__MATERIAL FOR THE TASK__

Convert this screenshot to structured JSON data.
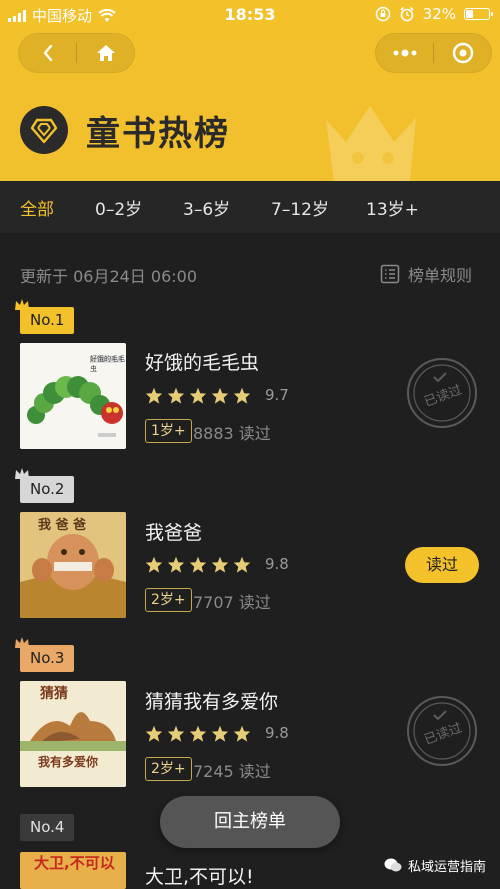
{
  "status_bar": {
    "carrier": "中国移动",
    "time": "18:53",
    "battery": "32%"
  },
  "header": {
    "title": "童书热榜"
  },
  "tabs": [
    {
      "label": "全部",
      "active": true
    },
    {
      "label": "0–2岁",
      "active": false
    },
    {
      "label": "3–6岁",
      "active": false
    },
    {
      "label": "7–12岁",
      "active": false
    },
    {
      "label": "13岁+",
      "active": false
    }
  ],
  "meta": {
    "updated": "更新于 06月24日 06:00",
    "rules_label": "榜单规则"
  },
  "books": [
    {
      "rank": "No.1",
      "title": "好饿的毛毛虫",
      "score": "9.7",
      "age": "1岁+",
      "reads": "8883 读过",
      "status": "已读过",
      "cover_text": "好饿的毛毛虫"
    },
    {
      "rank": "No.2",
      "title": "我爸爸",
      "score": "9.8",
      "age": "2岁+",
      "reads": "7707 读过",
      "status": "读过",
      "cover_text": "我 爸 爸"
    },
    {
      "rank": "No.3",
      "title": "猜猜我有多爱你",
      "score": "9.8",
      "age": "2岁+",
      "reads": "7245 读过",
      "status": "已读过",
      "cover_text": "猜猜",
      "cover_text2": "我有多爱你"
    },
    {
      "rank": "No.4",
      "title": "大卫,不可以!",
      "cover_text": "大卫,不可以"
    }
  ],
  "back_button": "回主榜单",
  "watermark": "私域运营指南",
  "colors": {
    "accent": "#f3c12a",
    "background": "#1f1f1f"
  }
}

__EXERCISE DIRECTIONS__
The data above should be repeated exactly, minus any pictures.

__ANSWER TO THIS EXERCISE__
Convert this screenshot to structured JSON data.
{
  "status_bar": {
    "carrier": "中国移动",
    "time": "18:53",
    "battery": "32%"
  },
  "header": {
    "title": "童书热榜"
  },
  "tabs": [
    {
      "label": "全部",
      "active": true
    },
    {
      "label": "0–2岁",
      "active": false
    },
    {
      "label": "3–6岁",
      "active": false
    },
    {
      "label": "7–12岁",
      "active": false
    },
    {
      "label": "13岁+",
      "active": false
    }
  ],
  "meta": {
    "updated": "更新于 06月24日 06:00",
    "rules_label": "榜单规则"
  },
  "books": [
    {
      "rank": "No.1",
      "title": "好饿的毛毛虫",
      "score": "9.7",
      "age": "1岁+",
      "reads": "8883 读过",
      "status": "已读过",
      "cover_text": "好饿的毛毛虫"
    },
    {
      "rank": "No.2",
      "title": "我爸爸",
      "score": "9.8",
      "age": "2岁+",
      "reads": "7707 读过",
      "status": "读过",
      "cover_text": "我 爸 爸"
    },
    {
      "rank": "No.3",
      "title": "猜猜我有多爱你",
      "score": "9.8",
      "age": "2岁+",
      "reads": "7245 读过",
      "status": "已读过",
      "cover_text": "猜猜",
      "cover_text2": "我有多爱你"
    },
    {
      "rank": "No.4",
      "title": "大卫,不可以!",
      "cover_text": "大卫,不可以"
    }
  ],
  "back_button": "回主榜单",
  "watermark": "私域运营指南",
  "colors": {
    "accent": "#f3c12a",
    "background": "#1f1f1f"
  }
}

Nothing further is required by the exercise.